** start DATA SHOWN **

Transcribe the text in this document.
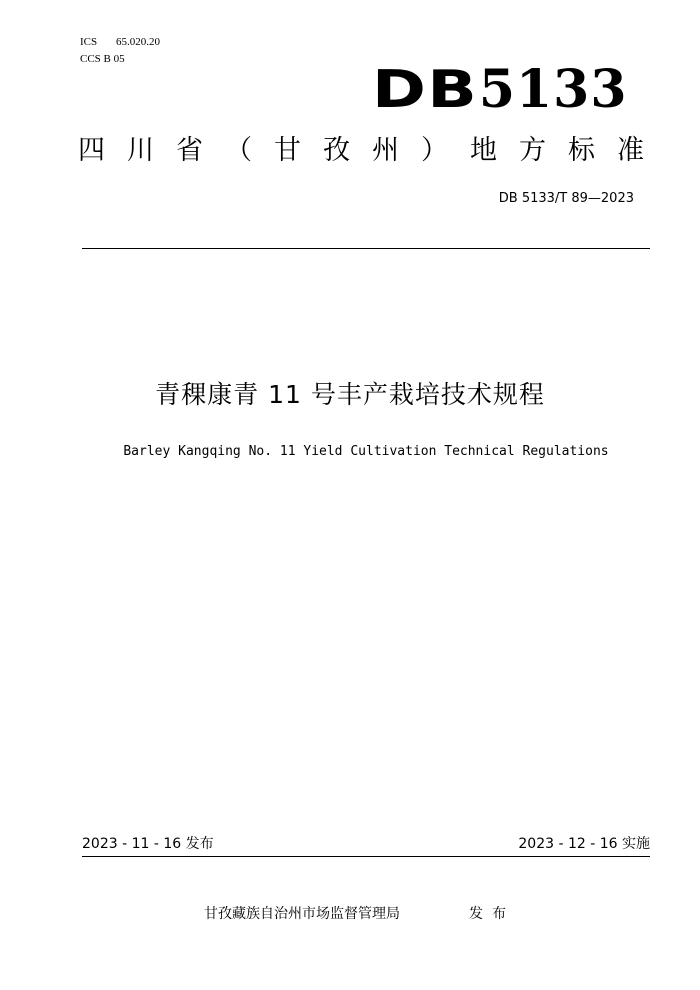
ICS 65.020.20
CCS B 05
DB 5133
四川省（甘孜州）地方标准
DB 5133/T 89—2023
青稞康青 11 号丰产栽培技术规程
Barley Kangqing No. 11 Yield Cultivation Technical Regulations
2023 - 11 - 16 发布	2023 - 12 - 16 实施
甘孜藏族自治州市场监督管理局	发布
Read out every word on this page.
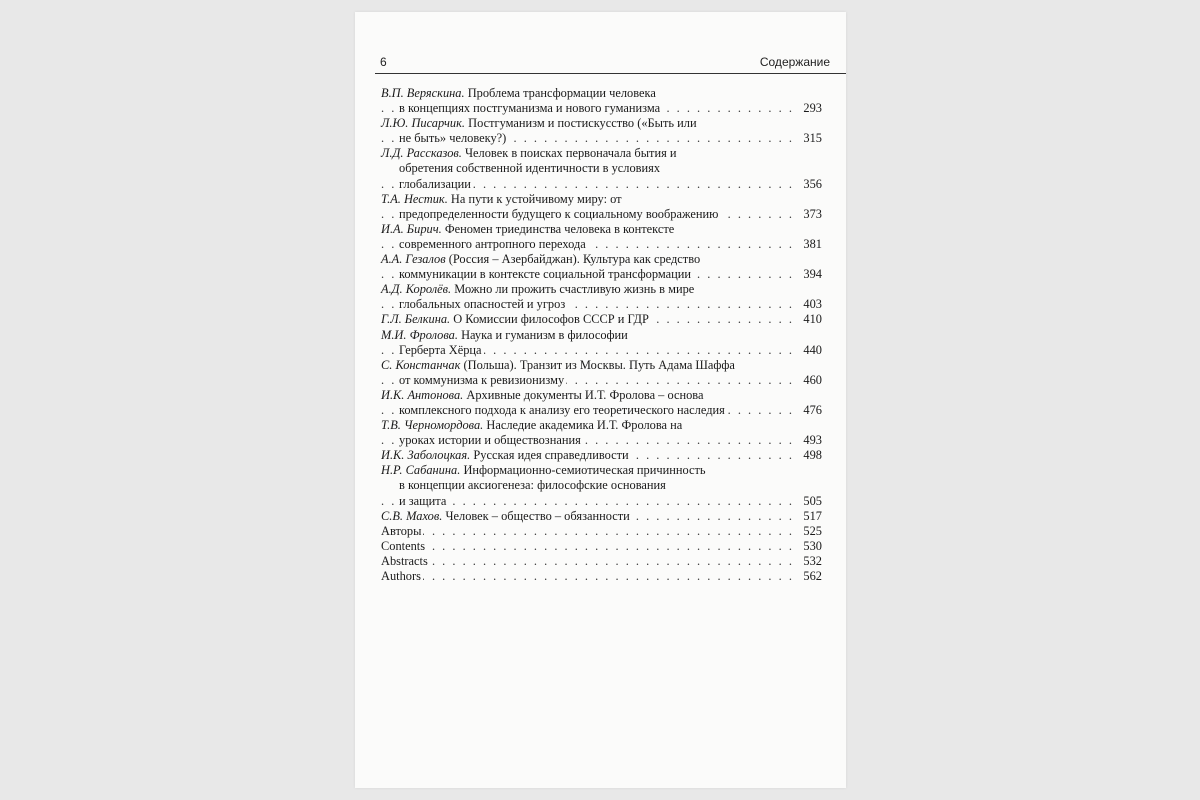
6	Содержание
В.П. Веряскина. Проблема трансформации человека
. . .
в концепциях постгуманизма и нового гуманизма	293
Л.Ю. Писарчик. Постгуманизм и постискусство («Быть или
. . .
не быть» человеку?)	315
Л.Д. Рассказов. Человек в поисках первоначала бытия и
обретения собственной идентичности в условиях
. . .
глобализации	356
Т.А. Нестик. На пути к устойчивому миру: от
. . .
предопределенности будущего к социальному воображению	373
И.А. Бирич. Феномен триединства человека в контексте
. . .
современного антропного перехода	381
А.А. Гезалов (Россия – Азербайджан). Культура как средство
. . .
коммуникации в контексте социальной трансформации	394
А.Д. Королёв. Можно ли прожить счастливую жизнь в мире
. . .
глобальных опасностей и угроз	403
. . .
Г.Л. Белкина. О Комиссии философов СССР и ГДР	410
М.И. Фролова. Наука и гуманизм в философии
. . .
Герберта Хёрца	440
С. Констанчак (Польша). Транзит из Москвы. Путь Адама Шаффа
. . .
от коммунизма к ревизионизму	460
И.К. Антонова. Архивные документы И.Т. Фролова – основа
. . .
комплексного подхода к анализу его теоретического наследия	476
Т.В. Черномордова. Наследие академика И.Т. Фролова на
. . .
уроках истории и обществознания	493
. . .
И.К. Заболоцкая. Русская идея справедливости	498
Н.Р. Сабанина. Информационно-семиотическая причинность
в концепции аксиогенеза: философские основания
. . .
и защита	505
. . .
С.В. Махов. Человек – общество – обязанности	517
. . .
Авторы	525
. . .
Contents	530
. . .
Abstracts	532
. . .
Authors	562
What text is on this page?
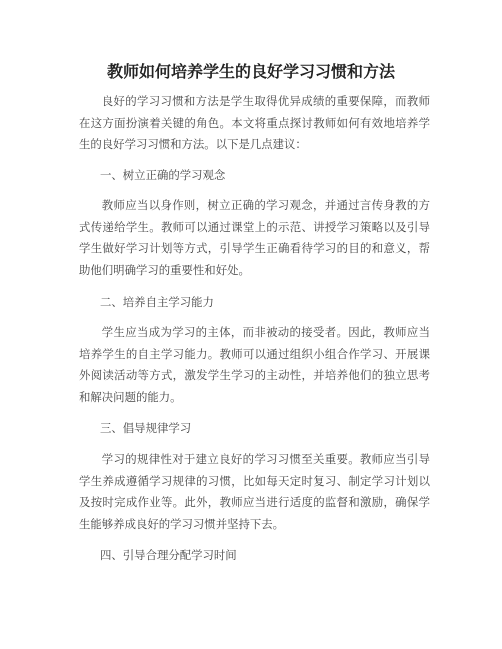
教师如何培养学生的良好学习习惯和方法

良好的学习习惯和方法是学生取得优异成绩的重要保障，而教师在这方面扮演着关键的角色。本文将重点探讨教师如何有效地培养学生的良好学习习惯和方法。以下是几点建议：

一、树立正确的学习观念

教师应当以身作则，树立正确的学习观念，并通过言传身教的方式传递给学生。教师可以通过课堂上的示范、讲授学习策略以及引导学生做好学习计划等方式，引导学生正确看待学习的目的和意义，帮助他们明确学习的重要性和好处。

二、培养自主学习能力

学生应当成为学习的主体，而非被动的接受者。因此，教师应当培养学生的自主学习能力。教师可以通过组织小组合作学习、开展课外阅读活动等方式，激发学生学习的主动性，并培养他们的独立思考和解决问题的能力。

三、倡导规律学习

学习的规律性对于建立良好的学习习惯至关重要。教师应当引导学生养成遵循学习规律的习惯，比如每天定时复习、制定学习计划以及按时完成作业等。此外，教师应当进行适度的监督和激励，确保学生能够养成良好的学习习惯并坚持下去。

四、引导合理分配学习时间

** end DATA SHOWN **
** start DATA SHOWN **

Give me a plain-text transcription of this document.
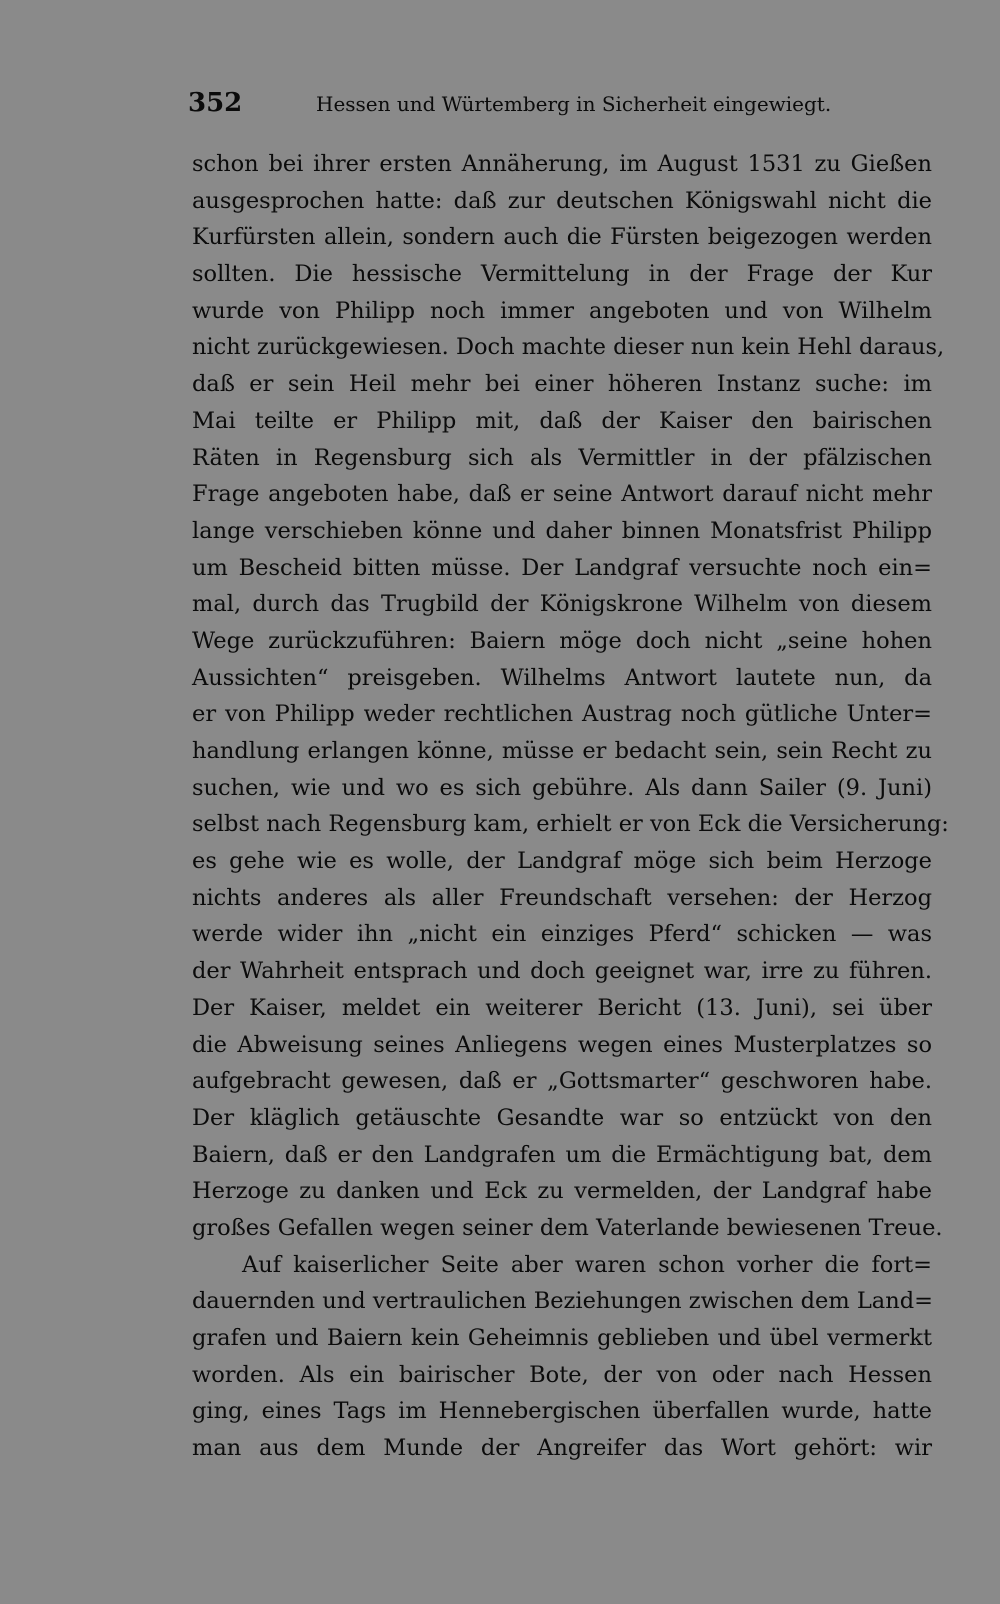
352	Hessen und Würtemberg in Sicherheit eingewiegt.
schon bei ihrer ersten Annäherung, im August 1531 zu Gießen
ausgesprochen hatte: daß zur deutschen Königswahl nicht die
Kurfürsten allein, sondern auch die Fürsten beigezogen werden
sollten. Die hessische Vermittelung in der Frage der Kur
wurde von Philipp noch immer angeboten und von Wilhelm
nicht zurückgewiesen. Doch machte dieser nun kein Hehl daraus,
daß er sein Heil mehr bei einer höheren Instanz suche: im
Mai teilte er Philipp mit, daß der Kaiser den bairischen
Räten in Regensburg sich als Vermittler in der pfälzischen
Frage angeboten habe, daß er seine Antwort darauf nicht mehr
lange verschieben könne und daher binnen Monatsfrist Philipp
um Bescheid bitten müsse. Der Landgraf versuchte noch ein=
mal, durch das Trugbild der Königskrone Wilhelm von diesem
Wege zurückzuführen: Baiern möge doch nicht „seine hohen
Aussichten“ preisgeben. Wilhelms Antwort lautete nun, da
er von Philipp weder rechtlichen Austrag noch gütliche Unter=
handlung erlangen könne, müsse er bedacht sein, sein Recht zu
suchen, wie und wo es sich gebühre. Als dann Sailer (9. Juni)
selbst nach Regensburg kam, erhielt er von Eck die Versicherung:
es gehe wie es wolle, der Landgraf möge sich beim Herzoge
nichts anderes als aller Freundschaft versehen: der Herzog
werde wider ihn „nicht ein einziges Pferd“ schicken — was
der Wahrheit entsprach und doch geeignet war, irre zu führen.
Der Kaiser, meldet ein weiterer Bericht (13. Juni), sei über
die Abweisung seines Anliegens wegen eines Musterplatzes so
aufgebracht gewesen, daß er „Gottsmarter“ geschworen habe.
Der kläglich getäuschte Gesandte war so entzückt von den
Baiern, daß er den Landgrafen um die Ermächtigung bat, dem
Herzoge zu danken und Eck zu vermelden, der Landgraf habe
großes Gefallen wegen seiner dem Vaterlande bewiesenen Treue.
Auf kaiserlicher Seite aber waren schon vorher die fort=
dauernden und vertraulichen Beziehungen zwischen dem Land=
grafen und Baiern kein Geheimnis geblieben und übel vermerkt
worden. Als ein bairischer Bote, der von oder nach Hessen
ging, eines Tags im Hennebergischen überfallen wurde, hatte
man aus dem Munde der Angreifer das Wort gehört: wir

** end DATA SHOWN **
** start DATA SHOWN **

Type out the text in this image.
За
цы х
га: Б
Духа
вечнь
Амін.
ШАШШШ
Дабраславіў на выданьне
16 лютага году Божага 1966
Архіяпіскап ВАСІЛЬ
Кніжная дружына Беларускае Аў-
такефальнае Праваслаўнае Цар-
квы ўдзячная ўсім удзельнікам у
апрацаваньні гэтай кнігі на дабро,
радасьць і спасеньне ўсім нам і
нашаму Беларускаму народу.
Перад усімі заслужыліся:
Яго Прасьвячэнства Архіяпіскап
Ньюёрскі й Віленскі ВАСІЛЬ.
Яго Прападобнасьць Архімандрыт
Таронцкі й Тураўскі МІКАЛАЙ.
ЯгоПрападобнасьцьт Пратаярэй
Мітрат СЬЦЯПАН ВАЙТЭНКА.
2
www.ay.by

** end DATA SHOWN **

DIRECTION: Report how many lines in these entries contain "Herzoge". Answer with the number only.

SOLUTION: 2